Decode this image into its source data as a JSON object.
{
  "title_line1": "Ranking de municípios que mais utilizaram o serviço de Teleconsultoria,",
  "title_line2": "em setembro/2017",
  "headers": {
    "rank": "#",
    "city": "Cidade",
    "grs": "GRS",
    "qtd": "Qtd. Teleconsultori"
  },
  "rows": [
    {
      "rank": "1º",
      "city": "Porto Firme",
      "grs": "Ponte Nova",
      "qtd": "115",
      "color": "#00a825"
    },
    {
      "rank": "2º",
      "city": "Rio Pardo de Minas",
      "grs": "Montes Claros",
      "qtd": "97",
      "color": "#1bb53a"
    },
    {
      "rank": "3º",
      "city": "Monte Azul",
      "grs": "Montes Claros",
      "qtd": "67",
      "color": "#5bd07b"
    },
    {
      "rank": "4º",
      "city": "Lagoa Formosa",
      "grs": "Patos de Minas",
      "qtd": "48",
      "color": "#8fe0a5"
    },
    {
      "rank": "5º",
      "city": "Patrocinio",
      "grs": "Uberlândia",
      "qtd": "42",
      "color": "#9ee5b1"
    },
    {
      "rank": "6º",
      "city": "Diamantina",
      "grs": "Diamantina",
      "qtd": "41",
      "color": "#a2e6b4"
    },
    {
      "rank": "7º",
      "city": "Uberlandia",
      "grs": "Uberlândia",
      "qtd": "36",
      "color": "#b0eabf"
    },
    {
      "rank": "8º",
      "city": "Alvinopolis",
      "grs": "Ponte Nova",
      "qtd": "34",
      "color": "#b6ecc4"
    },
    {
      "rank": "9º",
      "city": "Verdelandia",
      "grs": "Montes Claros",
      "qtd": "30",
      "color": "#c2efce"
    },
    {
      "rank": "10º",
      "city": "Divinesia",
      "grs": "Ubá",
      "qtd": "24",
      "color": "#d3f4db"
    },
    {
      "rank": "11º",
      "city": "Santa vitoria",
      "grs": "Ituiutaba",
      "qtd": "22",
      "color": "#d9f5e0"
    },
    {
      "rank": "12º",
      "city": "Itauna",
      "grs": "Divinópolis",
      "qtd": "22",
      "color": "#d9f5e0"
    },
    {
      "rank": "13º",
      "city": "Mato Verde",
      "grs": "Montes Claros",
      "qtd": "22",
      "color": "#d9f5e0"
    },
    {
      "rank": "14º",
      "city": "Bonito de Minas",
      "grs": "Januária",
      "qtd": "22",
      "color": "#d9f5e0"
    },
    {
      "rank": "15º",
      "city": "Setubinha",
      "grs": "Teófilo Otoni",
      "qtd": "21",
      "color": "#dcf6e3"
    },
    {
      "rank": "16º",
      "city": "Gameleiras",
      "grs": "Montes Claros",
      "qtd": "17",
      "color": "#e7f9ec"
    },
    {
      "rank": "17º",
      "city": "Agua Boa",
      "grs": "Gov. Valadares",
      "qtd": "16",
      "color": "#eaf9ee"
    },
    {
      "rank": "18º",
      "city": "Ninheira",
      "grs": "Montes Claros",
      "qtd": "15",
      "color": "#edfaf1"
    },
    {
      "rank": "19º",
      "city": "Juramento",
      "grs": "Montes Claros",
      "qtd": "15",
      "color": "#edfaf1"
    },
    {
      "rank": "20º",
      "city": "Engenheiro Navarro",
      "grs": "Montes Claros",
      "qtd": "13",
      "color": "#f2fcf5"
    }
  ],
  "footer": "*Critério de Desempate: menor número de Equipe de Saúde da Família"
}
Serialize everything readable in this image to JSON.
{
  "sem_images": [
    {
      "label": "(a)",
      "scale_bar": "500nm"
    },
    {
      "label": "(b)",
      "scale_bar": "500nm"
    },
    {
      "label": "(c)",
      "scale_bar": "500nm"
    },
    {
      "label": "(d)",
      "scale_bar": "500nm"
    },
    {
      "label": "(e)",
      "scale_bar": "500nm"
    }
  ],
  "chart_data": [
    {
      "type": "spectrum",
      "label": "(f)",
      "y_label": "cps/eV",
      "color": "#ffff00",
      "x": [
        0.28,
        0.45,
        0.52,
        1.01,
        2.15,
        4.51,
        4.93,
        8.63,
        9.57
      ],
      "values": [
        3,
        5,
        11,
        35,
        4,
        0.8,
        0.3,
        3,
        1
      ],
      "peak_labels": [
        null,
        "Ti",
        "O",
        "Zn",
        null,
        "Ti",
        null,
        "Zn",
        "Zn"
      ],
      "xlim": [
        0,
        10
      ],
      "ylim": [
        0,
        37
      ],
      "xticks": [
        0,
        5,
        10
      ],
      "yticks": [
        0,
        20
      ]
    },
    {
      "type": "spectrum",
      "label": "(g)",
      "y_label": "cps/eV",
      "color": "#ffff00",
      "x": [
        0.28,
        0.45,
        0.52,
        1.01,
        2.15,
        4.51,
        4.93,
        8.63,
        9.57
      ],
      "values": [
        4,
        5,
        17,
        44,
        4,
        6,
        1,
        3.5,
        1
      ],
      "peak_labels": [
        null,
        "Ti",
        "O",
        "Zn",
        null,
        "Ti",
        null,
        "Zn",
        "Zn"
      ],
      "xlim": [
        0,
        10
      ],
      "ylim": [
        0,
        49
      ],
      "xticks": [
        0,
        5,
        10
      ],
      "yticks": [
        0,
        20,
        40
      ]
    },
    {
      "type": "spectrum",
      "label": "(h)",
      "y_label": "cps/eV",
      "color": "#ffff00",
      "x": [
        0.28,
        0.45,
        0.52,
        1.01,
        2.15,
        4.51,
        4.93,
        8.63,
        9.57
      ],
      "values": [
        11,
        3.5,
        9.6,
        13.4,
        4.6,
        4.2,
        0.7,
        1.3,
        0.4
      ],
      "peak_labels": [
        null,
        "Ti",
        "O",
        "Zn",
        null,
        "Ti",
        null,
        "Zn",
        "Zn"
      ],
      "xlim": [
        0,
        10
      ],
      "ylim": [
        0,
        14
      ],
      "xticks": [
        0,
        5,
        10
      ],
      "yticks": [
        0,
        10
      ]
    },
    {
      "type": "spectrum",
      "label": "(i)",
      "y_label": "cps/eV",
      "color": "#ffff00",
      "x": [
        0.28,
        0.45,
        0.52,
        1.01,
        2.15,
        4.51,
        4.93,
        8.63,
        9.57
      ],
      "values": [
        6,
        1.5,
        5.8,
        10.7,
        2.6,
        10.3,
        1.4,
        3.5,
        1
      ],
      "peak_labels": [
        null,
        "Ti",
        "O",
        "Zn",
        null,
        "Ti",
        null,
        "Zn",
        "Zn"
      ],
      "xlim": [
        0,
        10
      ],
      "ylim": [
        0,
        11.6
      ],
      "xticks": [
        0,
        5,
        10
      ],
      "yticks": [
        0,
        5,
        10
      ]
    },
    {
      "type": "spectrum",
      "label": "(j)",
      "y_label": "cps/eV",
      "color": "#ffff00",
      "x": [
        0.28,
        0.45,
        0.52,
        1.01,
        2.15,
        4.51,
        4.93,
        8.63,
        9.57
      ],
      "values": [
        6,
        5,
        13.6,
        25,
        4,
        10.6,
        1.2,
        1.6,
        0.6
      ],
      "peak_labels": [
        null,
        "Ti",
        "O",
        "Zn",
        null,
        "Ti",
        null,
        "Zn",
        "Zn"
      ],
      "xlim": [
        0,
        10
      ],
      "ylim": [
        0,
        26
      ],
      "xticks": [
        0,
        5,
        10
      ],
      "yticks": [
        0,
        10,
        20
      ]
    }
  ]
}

.....

__WHAT IS ASKED__
All of the entries above should be written out again exactly.

__FINISHED EXERCISE__
Decode this image into its source data as a JSON object.
{
  "title_line1": "Ranking de municípios que mais utilizaram o serviço de Teleconsultoria,",
  "title_line2": "em setembro/2017",
  "headers": {
    "rank": "#",
    "city": "Cidade",
    "grs": "GRS",
    "qtd": "Qtd. Teleconsultori"
  },
  "rows": [
    {
      "rank": "1º",
      "city": "Porto Firme",
      "grs": "Ponte Nova",
      "qtd": "115",
      "color": "#00a825"
    },
    {
      "rank": "2º",
      "city": "Rio Pardo de Minas",
      "grs": "Montes Claros",
      "qtd": "97",
      "color": "#1bb53a"
    },
    {
      "rank": "3º",
      "city": "Monte Azul",
      "grs": "Montes Claros",
      "qtd": "67",
      "color": "#5bd07b"
    },
    {
      "rank": "4º",
      "city": "Lagoa Formosa",
      "grs": "Patos de Minas",
      "qtd": "48",
      "color": "#8fe0a5"
    },
    {
      "rank": "5º",
      "city": "Patrocinio",
      "grs": "Uberlândia",
      "qtd": "42",
      "color": "#9ee5b1"
    },
    {
      "rank": "6º",
      "city": "Diamantina",
      "grs": "Diamantina",
      "qtd": "41",
      "color": "#a2e6b4"
    },
    {
      "rank": "7º",
      "city": "Uberlandia",
      "grs": "Uberlândia",
      "qtd": "36",
      "color": "#b0eabf"
    },
    {
      "rank": "8º",
      "city": "Alvinopolis",
      "grs": "Ponte Nova",
      "qtd": "34",
      "color": "#b6ecc4"
    },
    {
      "rank": "9º",
      "city": "Verdelandia",
      "grs": "Montes Claros",
      "qtd": "30",
      "color": "#c2efce"
    },
    {
      "rank": "10º",
      "city": "Divinesia",
      "grs": "Ubá",
      "qtd": "24",
      "color": "#d3f4db"
    },
    {
      "rank": "11º",
      "city": "Santa vitoria",
      "grs": "Ituiutaba",
      "qtd": "22",
      "color": "#d9f5e0"
    },
    {
      "rank": "12º",
      "city": "Itauna",
      "grs": "Divinópolis",
      "qtd": "22",
      "color": "#d9f5e0"
    },
    {
      "rank": "13º",
      "city": "Mato Verde",
      "grs": "Montes Claros",
      "qtd": "22",
      "color": "#d9f5e0"
    },
    {
      "rank": "14º",
      "city": "Bonito de Minas",
      "grs": "Januária",
      "qtd": "22",
      "color": "#d9f5e0"
    },
    {
      "rank": "15º",
      "city": "Setubinha",
      "grs": "Teófilo Otoni",
      "qtd": "21",
      "color": "#dcf6e3"
    },
    {
      "rank": "16º",
      "city": "Gameleiras",
      "grs": "Montes Claros",
      "qtd": "17",
      "color": "#e7f9ec"
    },
    {
      "rank": "17º",
      "city": "Agua Boa",
      "grs": "Gov. Valadares",
      "qtd": "16",
      "color": "#eaf9ee"
    },
    {
      "rank": "18º",
      "city": "Ninheira",
      "grs": "Montes Claros",
      "qtd": "15",
      "color": "#edfaf1"
    },
    {
      "rank": "19º",
      "city": "Juramento",
      "grs": "Montes Claros",
      "qtd": "15",
      "color": "#edfaf1"
    },
    {
      "rank": "20º",
      "city": "Engenheiro Navarro",
      "grs": "Montes Claros",
      "qtd": "13",
      "color": "#f2fcf5"
    }
  ],
  "footer": "*Critério de Desempate: menor número de Equipe de Saúde da Família"
}
Serialize everything readable in this image to JSON.
{
  "sem_images": [
    {
      "label": "(a)",
      "scale_bar": "500nm"
    },
    {
      "label": "(b)",
      "scale_bar": "500nm"
    },
    {
      "label": "(c)",
      "scale_bar": "500nm"
    },
    {
      "label": "(d)",
      "scale_bar": "500nm"
    },
    {
      "label": "(e)",
      "scale_bar": "500nm"
    }
  ],
  "chart_data": [
    {
      "type": "spectrum",
      "label": "(f)",
      "y_label": "cps/eV",
      "color": "#ffff00",
      "x": [
        0.28,
        0.45,
        0.52,
        1.01,
        2.15,
        4.51,
        4.93,
        8.63,
        9.57
      ],
      "values": [
        3,
        5,
        11,
        35,
        4,
        0.8,
        0.3,
        3,
        1
      ],
      "peak_labels": [
        null,
        "Ti",
        "O",
        "Zn",
        null,
        "Ti",
        null,
        "Zn",
        "Zn"
      ],
      "xlim": [
        0,
        10
      ],
      "ylim": [
        0,
        37
      ],
      "xticks": [
        0,
        5,
        10
      ],
      "yticks": [
        0,
        20
      ]
    },
    {
      "type": "spectrum",
      "label": "(g)",
      "y_label": "cps/eV",
      "color": "#ffff00",
      "x": [
        0.28,
        0.45,
        0.52,
        1.01,
        2.15,
        4.51,
        4.93,
        8.63,
        9.57
      ],
      "values": [
        4,
        5,
        17,
        44,
        4,
        6,
        1,
        3.5,
        1
      ],
      "peak_labels": [
        null,
        "Ti",
        "O",
        "Zn",
        null,
        "Ti",
        null,
        "Zn",
        "Zn"
      ],
      "xlim": [
        0,
        10
      ],
      "ylim": [
        0,
        49
      ],
      "xticks": [
        0,
        5,
        10
      ],
      "yticks": [
        0,
        20,
        40
      ]
    },
    {
      "type": "spectrum",
      "label": "(h)",
      "y_label": "cps/eV",
      "color": "#ffff00",
      "x": [
        0.28,
        0.45,
        0.52,
        1.01,
        2.15,
        4.51,
        4.93,
        8.63,
        9.57
      ],
      "values": [
        11,
        3.5,
        9.6,
        13.4,
        4.6,
        4.2,
        0.7,
        1.3,
        0.4
      ],
      "peak_labels": [
        null,
        "Ti",
        "O",
        "Zn",
        null,
        "Ti",
        null,
        "Zn",
        "Zn"
      ],
      "xlim": [
        0,
        10
      ],
      "ylim": [
        0,
        14
      ],
      "xticks": [
        0,
        5,
        10
      ],
      "yticks": [
        0,
        10
      ]
    },
    {
      "type": "spectrum",
      "label": "(i)",
      "y_label": "cps/eV",
      "color": "#ffff00",
      "x": [
        0.28,
        0.45,
        0.52,
        1.01,
        2.15,
        4.51,
        4.93,
        8.63,
        9.57
      ],
      "values": [
        6,
        1.5,
        5.8,
        10.7,
        2.6,
        10.3,
        1.4,
        3.5,
        1
      ],
      "peak_labels": [
        null,
        "Ti",
        "O",
        "Zn",
        null,
        "Ti",
        null,
        "Zn",
        "Zn"
      ],
      "xlim": [
        0,
        10
      ],
      "ylim": [
        0,
        11.6
      ],
      "xticks": [
        0,
        5,
        10
      ],
      "yticks": [
        0,
        5,
        10
      ]
    },
    {
      "type": "spectrum",
      "label": "(j)",
      "y_label": "cps/eV",
      "color": "#ffff00",
      "x": [
        0.28,
        0.45,
        0.52,
        1.01,
        2.15,
        4.51,
        4.93,
        8.63,
        9.57
      ],
      "values": [
        6,
        5,
        13.6,
        25,
        4,
        10.6,
        1.2,
        1.6,
        0.6
      ],
      "peak_labels": [
        null,
        "Ti",
        "O",
        "Zn",
        null,
        "Ti",
        null,
        "Zn",
        "Zn"
      ],
      "xlim": [
        0,
        10
      ],
      "ylim": [
        0,
        26
      ],
      "xticks": [
        0,
        5,
        10
      ],
      "yticks": [
        0,
        10,
        20
      ]
    }
  ]
}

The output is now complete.